=== TASK INPUTS ===
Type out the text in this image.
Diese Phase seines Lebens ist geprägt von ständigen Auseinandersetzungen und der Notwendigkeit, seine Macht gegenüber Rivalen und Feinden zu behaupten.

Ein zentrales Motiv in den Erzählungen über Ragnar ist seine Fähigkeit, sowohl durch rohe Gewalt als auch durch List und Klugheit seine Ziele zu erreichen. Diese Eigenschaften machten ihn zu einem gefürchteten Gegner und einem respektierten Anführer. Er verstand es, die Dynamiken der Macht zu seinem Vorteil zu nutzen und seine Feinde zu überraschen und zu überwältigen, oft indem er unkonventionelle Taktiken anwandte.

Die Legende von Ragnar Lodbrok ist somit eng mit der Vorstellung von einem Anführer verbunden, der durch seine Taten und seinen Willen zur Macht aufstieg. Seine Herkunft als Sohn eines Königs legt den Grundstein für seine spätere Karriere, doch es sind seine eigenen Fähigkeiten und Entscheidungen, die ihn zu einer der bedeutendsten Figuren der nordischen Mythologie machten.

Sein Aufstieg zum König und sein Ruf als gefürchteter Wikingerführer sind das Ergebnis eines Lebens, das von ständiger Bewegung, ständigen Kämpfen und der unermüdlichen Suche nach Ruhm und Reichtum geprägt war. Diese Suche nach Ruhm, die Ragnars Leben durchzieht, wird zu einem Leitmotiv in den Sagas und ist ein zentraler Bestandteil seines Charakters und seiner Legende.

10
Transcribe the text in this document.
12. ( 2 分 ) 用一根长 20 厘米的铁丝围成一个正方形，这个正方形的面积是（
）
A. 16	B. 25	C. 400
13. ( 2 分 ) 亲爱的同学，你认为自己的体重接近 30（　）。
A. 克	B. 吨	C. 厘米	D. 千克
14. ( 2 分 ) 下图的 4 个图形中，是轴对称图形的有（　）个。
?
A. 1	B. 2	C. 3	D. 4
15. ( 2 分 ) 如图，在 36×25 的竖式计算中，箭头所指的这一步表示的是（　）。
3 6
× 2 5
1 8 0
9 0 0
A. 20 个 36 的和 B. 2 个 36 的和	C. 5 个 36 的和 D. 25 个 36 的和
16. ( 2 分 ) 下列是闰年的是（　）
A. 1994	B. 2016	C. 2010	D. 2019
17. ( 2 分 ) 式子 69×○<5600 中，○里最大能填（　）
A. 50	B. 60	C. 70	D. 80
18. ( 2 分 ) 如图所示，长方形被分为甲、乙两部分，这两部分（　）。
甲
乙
===
■ **WRITTEN EXERCISE**
Extract the data in full. Keep it word for word.

■ **ANSWER**
Type out the text in this image.
Diese Phase seines Lebens ist geprägt von ständigen Auseinandersetzungen und der Notwendigkeit, seine Macht gegenüber Rivalen und Feinden zu behaupten.

Ein zentrales Motiv in den Erzählungen über Ragnar ist seine Fähigkeit, sowohl durch rohe Gewalt als auch durch List und Klugheit seine Ziele zu erreichen. Diese Eigenschaften machten ihn zu einem gefürchteten Gegner und einem respektierten Anführer. Er verstand es, die Dynamiken der Macht zu seinem Vorteil zu nutzen und seine Feinde zu überraschen und zu überwältigen, oft indem er unkonventionelle Taktiken anwandte.

Die Legende von Ragnar Lodbrok ist somit eng mit der Vorstellung von einem Anführer verbunden, der durch seine Taten und seinen Willen zur Macht aufstieg. Seine Herkunft als Sohn eines Königs legt den Grundstein für seine spätere Karriere, doch es sind seine eigenen Fähigkeiten und Entscheidungen, die ihn zu einer der bedeutendsten Figuren der nordischen Mythologie machten.

Sein Aufstieg zum König und sein Ruf als gefürchteter Wikingerführer sind das Ergebnis eines Lebens, das von ständiger Bewegung, ständigen Kämpfen und der unermüdlichen Suche nach Ruhm und Reichtum geprägt war. Diese Suche nach Ruhm, die Ragnars Leben durchzieht, wird zu einem Leitmotiv in den Sagas und ist ein zentraler Bestandteil seines Charakters und seiner Legende.

10
Transcribe the text in this document.
12. ( 2 分 ) 用一根长 20 厘米的铁丝围成一个正方形，这个正方形的面积是（
）
A. 16	B. 25	C. 400
13. ( 2 分 ) 亲爱的同学，你认为自己的体重接近 30（　）。
A. 克	B. 吨	C. 厘米	D. 千克
14. ( 2 分 ) 下图的 4 个图形中，是轴对称图形的有（　）个。
?
A. 1	B. 2	C. 3	D. 4
15. ( 2 分 ) 如图，在 36×25 的竖式计算中，箭头所指的这一步表示的是（　）。
3 6
× 2 5
1 8 0
9 0 0
A. 20 个 36 的和 B. 2 个 36 的和	C. 5 个 36 的和 D. 25 个 36 的和
16. ( 2 分 ) 下列是闰年的是（　）
A. 1994	B. 2016	C. 2010	D. 2019
17. ( 2 分 ) 式子 69×○<5600 中，○里最大能填（　）
A. 50	B. 60	C. 70	D. 80
18. ( 2 分 ) 如图所示，长方形被分为甲、乙两部分，这两部分（　）。
甲
乙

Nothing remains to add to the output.